§ **WRITTEN INSTRUCTION**:
Please return the full listing below without altering anything.

-- START OF PROVIDED MATERIAL --

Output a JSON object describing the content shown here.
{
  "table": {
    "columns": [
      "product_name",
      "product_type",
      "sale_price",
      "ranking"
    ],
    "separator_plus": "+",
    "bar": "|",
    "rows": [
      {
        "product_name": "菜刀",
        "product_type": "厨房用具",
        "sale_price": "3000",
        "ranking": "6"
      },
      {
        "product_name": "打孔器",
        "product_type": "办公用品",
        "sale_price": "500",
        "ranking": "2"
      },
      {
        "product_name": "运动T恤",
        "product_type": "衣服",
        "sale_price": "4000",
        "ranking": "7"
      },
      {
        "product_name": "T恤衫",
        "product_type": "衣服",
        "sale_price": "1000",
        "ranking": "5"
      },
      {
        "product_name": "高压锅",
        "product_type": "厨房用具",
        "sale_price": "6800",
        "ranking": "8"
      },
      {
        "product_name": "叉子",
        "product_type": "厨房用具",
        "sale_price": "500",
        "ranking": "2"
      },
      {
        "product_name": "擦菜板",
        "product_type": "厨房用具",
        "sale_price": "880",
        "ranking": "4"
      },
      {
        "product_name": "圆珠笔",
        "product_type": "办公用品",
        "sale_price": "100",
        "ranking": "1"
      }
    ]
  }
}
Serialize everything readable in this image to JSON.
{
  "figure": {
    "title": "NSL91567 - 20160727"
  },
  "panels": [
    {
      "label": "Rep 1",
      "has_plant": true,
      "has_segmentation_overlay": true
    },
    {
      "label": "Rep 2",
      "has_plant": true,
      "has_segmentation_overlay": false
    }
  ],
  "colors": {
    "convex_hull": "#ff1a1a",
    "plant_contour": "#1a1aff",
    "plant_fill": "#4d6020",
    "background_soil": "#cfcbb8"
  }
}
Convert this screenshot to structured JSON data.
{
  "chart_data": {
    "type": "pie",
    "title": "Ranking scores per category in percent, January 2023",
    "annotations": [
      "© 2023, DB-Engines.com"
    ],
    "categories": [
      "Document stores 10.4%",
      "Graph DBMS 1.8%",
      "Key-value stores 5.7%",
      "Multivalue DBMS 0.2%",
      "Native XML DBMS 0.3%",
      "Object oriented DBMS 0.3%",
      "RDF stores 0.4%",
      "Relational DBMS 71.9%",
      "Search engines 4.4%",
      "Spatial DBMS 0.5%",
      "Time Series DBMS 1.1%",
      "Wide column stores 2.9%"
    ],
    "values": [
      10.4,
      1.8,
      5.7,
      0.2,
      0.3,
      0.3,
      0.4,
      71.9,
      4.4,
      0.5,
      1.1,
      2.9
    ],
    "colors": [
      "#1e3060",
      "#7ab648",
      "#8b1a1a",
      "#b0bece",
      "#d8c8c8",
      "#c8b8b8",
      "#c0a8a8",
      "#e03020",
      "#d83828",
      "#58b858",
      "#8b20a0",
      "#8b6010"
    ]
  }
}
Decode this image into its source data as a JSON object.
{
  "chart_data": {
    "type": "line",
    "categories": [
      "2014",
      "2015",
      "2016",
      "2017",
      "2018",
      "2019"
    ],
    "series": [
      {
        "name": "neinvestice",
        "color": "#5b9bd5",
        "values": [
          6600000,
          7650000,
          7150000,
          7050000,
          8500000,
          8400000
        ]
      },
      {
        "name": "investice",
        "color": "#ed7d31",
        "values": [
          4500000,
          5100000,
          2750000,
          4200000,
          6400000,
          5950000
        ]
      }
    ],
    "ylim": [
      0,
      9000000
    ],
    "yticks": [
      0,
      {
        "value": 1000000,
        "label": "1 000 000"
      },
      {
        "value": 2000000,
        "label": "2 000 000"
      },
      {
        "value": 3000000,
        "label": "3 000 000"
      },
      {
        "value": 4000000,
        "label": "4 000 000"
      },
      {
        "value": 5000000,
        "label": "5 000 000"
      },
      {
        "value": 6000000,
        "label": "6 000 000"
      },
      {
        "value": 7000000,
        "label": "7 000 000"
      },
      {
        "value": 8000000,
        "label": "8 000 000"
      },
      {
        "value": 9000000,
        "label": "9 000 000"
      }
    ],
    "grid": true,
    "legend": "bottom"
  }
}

-- END OF PROVIDED MATERIAL --

§ **OUTPUT BELOW**:
Output a JSON object describing the content shown here.
{
  "table": {
    "columns": [
      "product_name",
      "product_type",
      "sale_price",
      "ranking"
    ],
    "separator_plus": "+",
    "bar": "|",
    "rows": [
      {
        "product_name": "菜刀",
        "product_type": "厨房用具",
        "sale_price": "3000",
        "ranking": "6"
      },
      {
        "product_name": "打孔器",
        "product_type": "办公用品",
        "sale_price": "500",
        "ranking": "2"
      },
      {
        "product_name": "运动T恤",
        "product_type": "衣服",
        "sale_price": "4000",
        "ranking": "7"
      },
      {
        "product_name": "T恤衫",
        "product_type": "衣服",
        "sale_price": "1000",
        "ranking": "5"
      },
      {
        "product_name": "高压锅",
        "product_type": "厨房用具",
        "sale_price": "6800",
        "ranking": "8"
      },
      {
        "product_name": "叉子",
        "product_type": "厨房用具",
        "sale_price": "500",
        "ranking": "2"
      },
      {
        "product_name": "擦菜板",
        "product_type": "厨房用具",
        "sale_price": "880",
        "ranking": "4"
      },
      {
        "product_name": "圆珠笔",
        "product_type": "办公用品",
        "sale_price": "100",
        "ranking": "1"
      }
    ]
  }
}
Serialize everything readable in this image to JSON.
{
  "figure": {
    "title": "NSL91567 - 20160727"
  },
  "panels": [
    {
      "label": "Rep 1",
      "has_plant": true,
      "has_segmentation_overlay": true
    },
    {
      "label": "Rep 2",
      "has_plant": true,
      "has_segmentation_overlay": false
    }
  ],
  "colors": {
    "convex_hull": "#ff1a1a",
    "plant_contour": "#1a1aff",
    "plant_fill": "#4d6020",
    "background_soil": "#cfcbb8"
  }
}
Convert this screenshot to structured JSON data.
{
  "chart_data": {
    "type": "pie",
    "title": "Ranking scores per category in percent, January 2023",
    "annotations": [
      "© 2023, DB-Engines.com"
    ],
    "categories": [
      "Document stores 10.4%",
      "Graph DBMS 1.8%",
      "Key-value stores 5.7%",
      "Multivalue DBMS 0.2%",
      "Native XML DBMS 0.3%",
      "Object oriented DBMS 0.3%",
      "RDF stores 0.4%",
      "Relational DBMS 71.9%",
      "Search engines 4.4%",
      "Spatial DBMS 0.5%",
      "Time Series DBMS 1.1%",
      "Wide column stores 2.9%"
    ],
    "values": [
      10.4,
      1.8,
      5.7,
      0.2,
      0.3,
      0.3,
      0.4,
      71.9,
      4.4,
      0.5,
      1.1,
      2.9
    ],
    "colors": [
      "#1e3060",
      "#7ab648",
      "#8b1a1a",
      "#b0bece",
      "#d8c8c8",
      "#c8b8b8",
      "#c0a8a8",
      "#e03020",
      "#d83828",
      "#58b858",
      "#8b20a0",
      "#8b6010"
    ]
  }
}
Decode this image into its source data as a JSON object.
{
  "chart_data": {
    "type": "line",
    "categories": [
      "2014",
      "2015",
      "2016",
      "2017",
      "2018",
      "2019"
    ],
    "series": [
      {
        "name": "neinvestice",
        "color": "#5b9bd5",
        "values": [
          6600000,
          7650000,
          7150000,
          7050000,
          8500000,
          8400000
        ]
      },
      {
        "name": "investice",
        "color": "#ed7d31",
        "values": [
          4500000,
          5100000,
          2750000,
          4200000,
          6400000,
          5950000
        ]
      }
    ],
    "ylim": [
      0,
      9000000
    ],
    "yticks": [
      0,
      {
        "value": 1000000,
        "label": "1 000 000"
      },
      {
        "value": 2000000,
        "label": "2 000 000"
      },
      {
        "value": 3000000,
        "label": "3 000 000"
      },
      {
        "value": 4000000,
        "label": "4 000 000"
      },
      {
        "value": 5000000,
        "label": "5 000 000"
      },
      {
        "value": 6000000,
        "label": "6 000 000"
      },
      {
        "value": 7000000,
        "label": "7 000 000"
      },
      {
        "value": 8000000,
        "label": "8 000 000"
      },
      {
        "value": 9000000,
        "label": "9 000 000"
      }
    ],
    "grid": true,
    "legend": "bottom"
  }
}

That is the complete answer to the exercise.